(Recorded data)

::::

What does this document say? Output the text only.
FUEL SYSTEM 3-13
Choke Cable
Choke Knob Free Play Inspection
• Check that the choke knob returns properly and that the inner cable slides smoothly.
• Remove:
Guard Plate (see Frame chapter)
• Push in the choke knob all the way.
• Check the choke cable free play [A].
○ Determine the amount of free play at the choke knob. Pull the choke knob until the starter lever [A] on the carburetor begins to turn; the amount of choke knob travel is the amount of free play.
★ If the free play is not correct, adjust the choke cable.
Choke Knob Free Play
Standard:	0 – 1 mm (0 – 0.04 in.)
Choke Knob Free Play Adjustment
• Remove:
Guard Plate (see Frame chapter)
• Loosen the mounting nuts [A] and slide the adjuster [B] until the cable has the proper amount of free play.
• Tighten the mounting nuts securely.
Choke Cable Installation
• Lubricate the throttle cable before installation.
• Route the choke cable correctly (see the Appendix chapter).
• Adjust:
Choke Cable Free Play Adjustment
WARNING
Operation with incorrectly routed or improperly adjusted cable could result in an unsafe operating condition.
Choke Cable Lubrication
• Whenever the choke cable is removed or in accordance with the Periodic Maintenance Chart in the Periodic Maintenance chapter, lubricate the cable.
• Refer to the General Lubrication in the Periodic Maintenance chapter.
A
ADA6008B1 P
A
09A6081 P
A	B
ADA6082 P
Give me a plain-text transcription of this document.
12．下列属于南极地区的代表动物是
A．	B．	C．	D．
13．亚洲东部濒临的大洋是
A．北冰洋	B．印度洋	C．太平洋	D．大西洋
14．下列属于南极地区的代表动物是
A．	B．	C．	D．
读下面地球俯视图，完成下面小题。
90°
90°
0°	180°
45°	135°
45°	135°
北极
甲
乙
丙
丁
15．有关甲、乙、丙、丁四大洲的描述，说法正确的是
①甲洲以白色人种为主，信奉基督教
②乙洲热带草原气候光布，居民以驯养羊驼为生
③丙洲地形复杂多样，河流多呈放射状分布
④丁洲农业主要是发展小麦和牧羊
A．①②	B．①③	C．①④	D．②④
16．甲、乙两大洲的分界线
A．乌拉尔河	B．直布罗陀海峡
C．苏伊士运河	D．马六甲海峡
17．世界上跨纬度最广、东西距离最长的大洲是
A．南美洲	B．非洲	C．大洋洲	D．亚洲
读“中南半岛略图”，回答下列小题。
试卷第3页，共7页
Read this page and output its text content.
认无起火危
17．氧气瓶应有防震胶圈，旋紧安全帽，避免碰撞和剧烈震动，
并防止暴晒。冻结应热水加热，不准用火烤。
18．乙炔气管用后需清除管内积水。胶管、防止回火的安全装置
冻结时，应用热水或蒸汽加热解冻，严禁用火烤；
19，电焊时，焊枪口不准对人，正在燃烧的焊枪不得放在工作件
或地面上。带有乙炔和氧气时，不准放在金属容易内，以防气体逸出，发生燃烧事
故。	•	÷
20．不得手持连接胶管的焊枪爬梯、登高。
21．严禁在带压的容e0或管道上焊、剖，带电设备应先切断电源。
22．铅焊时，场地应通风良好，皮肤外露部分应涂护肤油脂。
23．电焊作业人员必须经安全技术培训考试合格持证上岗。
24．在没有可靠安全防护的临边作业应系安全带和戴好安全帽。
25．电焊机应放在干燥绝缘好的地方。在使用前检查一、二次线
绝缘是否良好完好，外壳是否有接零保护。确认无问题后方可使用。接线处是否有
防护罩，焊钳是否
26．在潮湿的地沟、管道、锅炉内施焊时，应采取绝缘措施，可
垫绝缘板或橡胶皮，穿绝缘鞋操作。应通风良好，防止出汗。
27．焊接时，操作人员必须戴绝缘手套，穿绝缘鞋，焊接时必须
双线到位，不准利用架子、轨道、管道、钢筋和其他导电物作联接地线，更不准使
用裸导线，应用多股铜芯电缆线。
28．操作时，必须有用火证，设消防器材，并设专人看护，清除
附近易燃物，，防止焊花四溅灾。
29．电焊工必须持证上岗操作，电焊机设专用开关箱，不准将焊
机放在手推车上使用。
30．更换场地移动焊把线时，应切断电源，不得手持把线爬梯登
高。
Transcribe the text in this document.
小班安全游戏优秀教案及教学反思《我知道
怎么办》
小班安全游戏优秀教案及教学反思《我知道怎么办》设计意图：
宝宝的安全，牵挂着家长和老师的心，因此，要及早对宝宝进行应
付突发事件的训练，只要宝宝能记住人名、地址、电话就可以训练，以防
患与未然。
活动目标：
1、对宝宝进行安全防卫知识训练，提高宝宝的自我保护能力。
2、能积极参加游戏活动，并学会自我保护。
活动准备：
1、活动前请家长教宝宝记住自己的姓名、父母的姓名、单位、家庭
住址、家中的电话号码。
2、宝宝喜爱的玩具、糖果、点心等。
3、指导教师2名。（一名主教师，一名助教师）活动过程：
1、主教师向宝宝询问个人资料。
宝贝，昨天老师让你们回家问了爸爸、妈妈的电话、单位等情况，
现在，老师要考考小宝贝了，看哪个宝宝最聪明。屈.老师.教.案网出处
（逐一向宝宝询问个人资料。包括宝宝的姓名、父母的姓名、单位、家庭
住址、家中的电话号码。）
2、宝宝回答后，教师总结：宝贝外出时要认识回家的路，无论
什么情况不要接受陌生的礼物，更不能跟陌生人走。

::::

THE TASK: Gather every line from the entries above where the word "父母的姓名" appears, and copy them.

RIGHT ANSWER:
1、活动前请家长教宝宝记住自己的姓名、父母的姓名、单位、家庭
（逐一向宝宝询问个人资料。包括宝宝的姓名、父母的姓名、单位、家庭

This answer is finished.